INFORMATION GIVEN section start
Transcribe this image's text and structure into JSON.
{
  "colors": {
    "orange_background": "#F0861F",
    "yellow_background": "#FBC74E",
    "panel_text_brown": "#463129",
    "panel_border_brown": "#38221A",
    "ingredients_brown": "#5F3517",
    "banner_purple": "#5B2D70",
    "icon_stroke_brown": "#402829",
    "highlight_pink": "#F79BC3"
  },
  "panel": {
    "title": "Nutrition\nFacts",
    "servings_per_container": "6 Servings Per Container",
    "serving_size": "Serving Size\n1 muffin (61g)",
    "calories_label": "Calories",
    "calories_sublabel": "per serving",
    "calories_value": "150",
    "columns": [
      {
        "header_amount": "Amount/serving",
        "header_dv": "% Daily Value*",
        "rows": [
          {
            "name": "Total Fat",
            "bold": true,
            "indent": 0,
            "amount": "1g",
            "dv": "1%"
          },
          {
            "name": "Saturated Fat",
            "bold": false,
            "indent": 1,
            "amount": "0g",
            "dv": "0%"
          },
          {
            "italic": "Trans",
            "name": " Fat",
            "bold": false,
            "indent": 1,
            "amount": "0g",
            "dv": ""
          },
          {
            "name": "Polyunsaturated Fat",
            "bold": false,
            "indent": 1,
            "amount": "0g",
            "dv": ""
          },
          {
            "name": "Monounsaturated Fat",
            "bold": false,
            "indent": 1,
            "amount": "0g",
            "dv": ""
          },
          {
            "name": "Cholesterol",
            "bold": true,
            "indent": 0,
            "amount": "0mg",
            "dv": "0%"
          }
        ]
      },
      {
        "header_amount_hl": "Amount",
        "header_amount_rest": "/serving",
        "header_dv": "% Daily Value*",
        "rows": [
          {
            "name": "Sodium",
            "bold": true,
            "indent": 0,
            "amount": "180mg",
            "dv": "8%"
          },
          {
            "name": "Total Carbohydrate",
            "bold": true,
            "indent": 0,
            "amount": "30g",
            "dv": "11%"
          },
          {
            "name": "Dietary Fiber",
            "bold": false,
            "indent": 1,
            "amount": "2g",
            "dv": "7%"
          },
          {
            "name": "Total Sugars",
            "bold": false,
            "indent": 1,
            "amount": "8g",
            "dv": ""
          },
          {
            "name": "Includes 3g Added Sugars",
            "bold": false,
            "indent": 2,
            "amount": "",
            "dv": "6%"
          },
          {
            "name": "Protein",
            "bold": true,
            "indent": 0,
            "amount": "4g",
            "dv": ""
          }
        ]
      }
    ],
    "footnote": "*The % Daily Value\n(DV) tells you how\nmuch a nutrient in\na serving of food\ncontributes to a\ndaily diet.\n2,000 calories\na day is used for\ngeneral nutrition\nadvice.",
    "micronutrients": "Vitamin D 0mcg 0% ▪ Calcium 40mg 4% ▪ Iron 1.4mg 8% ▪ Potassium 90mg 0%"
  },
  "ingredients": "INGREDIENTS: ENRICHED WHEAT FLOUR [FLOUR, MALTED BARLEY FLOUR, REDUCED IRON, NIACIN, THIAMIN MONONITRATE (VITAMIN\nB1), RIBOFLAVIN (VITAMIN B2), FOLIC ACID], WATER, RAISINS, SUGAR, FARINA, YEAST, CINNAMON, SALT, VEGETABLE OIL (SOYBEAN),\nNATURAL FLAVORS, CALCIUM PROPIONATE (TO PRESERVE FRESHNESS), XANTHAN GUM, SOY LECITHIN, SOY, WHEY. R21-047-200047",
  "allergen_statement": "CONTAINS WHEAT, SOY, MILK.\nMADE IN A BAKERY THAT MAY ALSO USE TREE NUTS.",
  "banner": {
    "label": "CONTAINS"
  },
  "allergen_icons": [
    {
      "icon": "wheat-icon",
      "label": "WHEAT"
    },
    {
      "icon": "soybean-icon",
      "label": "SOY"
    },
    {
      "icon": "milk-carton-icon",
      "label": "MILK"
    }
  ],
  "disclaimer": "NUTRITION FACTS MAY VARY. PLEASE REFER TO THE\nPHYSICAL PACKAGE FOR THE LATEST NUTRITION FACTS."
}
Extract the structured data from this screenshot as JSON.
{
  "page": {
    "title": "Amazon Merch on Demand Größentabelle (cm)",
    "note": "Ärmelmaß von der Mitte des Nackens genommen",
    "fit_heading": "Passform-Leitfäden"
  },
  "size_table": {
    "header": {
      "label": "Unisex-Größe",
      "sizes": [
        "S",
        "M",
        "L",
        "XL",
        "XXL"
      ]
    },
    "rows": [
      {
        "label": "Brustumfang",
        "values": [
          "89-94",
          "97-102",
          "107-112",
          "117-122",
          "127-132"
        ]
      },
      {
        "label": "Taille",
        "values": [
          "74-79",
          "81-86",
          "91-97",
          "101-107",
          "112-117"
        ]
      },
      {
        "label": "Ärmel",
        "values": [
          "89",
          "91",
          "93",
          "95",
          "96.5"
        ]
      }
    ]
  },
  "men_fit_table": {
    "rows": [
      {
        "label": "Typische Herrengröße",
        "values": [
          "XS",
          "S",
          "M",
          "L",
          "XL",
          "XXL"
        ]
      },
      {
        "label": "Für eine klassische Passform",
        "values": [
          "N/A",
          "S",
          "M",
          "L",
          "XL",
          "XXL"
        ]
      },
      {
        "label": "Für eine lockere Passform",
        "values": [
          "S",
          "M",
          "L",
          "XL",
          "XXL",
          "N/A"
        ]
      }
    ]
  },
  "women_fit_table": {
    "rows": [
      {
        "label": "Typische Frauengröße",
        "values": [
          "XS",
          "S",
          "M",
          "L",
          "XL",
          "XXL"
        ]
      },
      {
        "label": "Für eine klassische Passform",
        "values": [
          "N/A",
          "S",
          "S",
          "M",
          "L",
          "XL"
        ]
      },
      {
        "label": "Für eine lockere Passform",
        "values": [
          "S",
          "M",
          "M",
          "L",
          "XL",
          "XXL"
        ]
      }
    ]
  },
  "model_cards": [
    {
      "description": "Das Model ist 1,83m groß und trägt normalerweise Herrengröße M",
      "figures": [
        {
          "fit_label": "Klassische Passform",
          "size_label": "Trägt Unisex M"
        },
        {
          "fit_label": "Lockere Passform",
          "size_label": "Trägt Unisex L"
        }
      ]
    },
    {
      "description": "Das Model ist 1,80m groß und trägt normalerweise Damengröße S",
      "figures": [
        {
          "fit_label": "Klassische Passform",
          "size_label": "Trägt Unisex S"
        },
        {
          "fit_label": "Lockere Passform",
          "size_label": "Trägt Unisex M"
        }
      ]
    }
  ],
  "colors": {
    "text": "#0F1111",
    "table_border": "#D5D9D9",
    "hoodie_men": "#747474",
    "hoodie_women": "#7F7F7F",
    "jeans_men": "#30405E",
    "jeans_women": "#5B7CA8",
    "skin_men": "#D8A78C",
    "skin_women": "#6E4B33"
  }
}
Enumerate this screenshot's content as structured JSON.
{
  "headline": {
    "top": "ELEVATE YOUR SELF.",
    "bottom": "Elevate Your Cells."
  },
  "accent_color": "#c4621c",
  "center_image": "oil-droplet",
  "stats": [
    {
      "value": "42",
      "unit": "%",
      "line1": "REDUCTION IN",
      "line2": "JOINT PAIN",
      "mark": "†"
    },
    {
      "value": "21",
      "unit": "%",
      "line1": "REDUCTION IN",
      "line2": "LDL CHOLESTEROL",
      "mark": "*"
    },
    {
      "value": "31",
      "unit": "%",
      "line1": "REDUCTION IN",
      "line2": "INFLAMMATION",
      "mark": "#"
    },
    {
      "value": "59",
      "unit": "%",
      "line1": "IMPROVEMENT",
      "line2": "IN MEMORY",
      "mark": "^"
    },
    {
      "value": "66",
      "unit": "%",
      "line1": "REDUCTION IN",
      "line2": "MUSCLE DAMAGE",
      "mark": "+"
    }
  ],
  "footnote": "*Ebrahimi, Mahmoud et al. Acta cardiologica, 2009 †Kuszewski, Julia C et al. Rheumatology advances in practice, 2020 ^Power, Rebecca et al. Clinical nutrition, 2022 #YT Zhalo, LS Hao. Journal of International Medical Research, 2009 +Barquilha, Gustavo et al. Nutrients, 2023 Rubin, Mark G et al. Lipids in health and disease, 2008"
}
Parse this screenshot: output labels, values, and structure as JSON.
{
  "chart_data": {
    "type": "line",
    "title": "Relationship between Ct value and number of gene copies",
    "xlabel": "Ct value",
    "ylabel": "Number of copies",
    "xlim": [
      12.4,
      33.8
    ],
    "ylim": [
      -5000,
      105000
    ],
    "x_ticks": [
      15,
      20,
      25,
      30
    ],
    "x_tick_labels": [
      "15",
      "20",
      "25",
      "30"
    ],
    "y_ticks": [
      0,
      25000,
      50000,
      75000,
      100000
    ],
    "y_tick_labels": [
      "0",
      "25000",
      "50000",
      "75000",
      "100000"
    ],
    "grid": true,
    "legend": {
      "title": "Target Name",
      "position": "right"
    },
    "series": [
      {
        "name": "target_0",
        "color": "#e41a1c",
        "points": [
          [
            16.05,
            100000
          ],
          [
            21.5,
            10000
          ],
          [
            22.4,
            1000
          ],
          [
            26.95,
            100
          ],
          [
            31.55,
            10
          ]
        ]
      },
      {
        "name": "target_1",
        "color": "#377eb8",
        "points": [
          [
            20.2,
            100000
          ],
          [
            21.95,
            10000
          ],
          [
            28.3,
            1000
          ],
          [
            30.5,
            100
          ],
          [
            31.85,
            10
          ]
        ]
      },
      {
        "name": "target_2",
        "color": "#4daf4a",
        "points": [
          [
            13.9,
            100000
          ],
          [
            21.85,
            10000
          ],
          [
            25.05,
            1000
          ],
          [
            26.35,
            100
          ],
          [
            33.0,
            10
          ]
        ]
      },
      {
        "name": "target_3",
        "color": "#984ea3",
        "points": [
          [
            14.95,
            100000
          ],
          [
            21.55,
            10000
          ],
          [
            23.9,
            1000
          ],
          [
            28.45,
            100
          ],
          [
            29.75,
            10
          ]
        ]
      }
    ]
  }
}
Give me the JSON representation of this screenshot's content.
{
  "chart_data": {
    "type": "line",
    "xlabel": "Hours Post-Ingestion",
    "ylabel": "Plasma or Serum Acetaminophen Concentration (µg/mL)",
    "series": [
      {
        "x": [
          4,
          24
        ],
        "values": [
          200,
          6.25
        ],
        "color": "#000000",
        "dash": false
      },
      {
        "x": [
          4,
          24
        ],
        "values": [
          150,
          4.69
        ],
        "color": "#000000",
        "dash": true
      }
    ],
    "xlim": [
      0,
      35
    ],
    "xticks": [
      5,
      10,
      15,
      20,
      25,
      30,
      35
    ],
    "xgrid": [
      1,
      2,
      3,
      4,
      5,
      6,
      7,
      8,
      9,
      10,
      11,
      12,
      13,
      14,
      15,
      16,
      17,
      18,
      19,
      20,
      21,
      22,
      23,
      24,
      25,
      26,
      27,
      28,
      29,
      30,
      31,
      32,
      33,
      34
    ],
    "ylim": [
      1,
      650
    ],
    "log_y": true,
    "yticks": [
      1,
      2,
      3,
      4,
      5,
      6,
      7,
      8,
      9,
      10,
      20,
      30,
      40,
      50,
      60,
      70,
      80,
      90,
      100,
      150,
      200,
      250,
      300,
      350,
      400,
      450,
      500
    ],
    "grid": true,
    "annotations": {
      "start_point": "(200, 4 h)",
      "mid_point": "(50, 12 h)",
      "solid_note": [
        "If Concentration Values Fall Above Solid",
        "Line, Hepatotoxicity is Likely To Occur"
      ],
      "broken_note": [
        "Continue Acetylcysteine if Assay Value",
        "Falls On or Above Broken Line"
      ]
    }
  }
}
INFORMATION GIVEN section end
= TASK =
Each line in the data that holds the string "footnote" should be found and copied.

= EXPECTED OUTPUT =
    "footnote": "*The % Daily Value\n(DV) tells you how\nmuch a nutrient in\na serving of food\ncontributes to a\ndaily diet.\n2,000 calories\na day is used for\ngeneral nutrition\nadvice.",
  "footnote": "*Ebrahimi, Mahmoud et al. Acta cardiologica, 2009 †Kuszewski, Julia C et al. Rheumatology advances in practice, 2020 ^Power, Rebecca et al. Clinical nutrition, 2022 #YT Zhalo, LS Hao. Journal of International Medical Research, 2009 +Barquilha, Gustavo et al. Nutrients, 2023 Rubin, Mark G et al. Lipids in health and disease, 2008"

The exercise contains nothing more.